# START OF Data supplied

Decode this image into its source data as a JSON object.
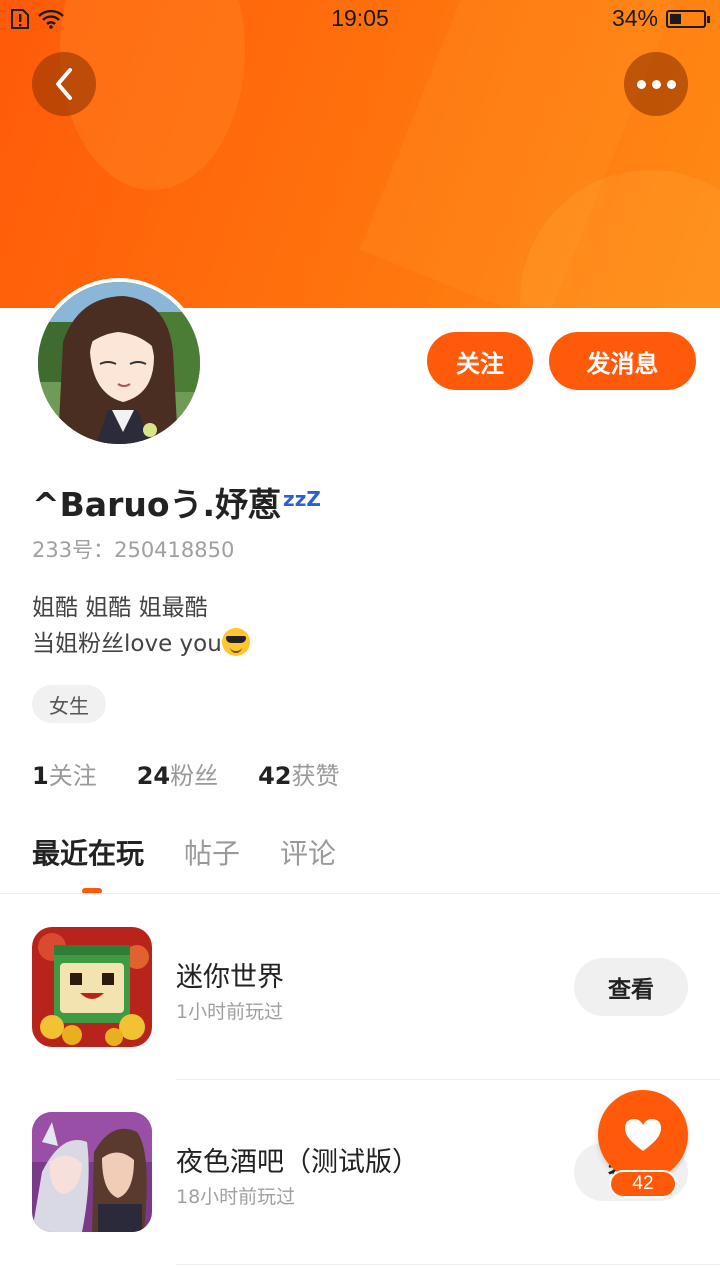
{
  "status_bar": {
    "time": "19:05",
    "battery_percent": "34%",
    "battery_level": 0.34
  },
  "header": {
    "back_icon": "chevron-left-icon",
    "more_icon": "more-dots-icon",
    "banner_color": "#ff6a0c"
  },
  "profile": {
    "username": "^Baruoう.妤蒽",
    "username_suffix": "zzZ",
    "uid_label": "233号：",
    "uid": "250418850",
    "bio_line1": "姐酷 姐酷 姐最酷",
    "bio_line2": "当姐粉丝love you",
    "bio_emoji": "sunglasses-emoji",
    "gender": "女生"
  },
  "actions": {
    "follow_label": "关注",
    "message_label": "发消息",
    "accent_color": "#ff5a0a"
  },
  "stats": [
    {
      "value": "1",
      "label": "关注"
    },
    {
      "value": "24",
      "label": "粉丝"
    },
    {
      "value": "42",
      "label": "获赞"
    }
  ],
  "tabs": [
    {
      "label": "最近在玩",
      "active": true
    },
    {
      "label": "帖子",
      "active": false
    },
    {
      "label": "评论",
      "active": false
    }
  ],
  "games": [
    {
      "name": "迷你世界",
      "played": "1小时前玩过",
      "button": "查看"
    },
    {
      "name": "夜色酒吧（测试版）",
      "played": "18小时前玩过",
      "button": "查看"
    }
  ],
  "fab": {
    "icon": "heart-icon",
    "count": "42"
  }
}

# END OF Data supplied

### Work to be completed
Leaving the pictures aside, transcribe the entire listing exactly.

### Task output
Decode this image into its source data as a JSON object.
{
  "status_bar": {
    "time": "19:05",
    "battery_percent": "34%",
    "battery_level": 0.34
  },
  "header": {
    "back_icon": "chevron-left-icon",
    "more_icon": "more-dots-icon",
    "banner_color": "#ff6a0c"
  },
  "profile": {
    "username": "^Baruoう.妤蒽",
    "username_suffix": "zzZ",
    "uid_label": "233号：",
    "uid": "250418850",
    "bio_line1": "姐酷 姐酷 姐最酷",
    "bio_line2": "当姐粉丝love you",
    "bio_emoji": "sunglasses-emoji",
    "gender": "女生"
  },
  "actions": {
    "follow_label": "关注",
    "message_label": "发消息",
    "accent_color": "#ff5a0a"
  },
  "stats": [
    {
      "value": "1",
      "label": "关注"
    },
    {
      "value": "24",
      "label": "粉丝"
    },
    {
      "value": "42",
      "label": "获赞"
    }
  ],
  "tabs": [
    {
      "label": "最近在玩",
      "active": true
    },
    {
      "label": "帖子",
      "active": false
    },
    {
      "label": "评论",
      "active": false
    }
  ],
  "games": [
    {
      "name": "迷你世界",
      "played": "1小时前玩过",
      "button": "查看"
    },
    {
      "name": "夜色酒吧（测试版）",
      "played": "18小时前玩过",
      "button": "查看"
    }
  ],
  "fab": {
    "icon": "heart-icon",
    "count": "42"
  }
}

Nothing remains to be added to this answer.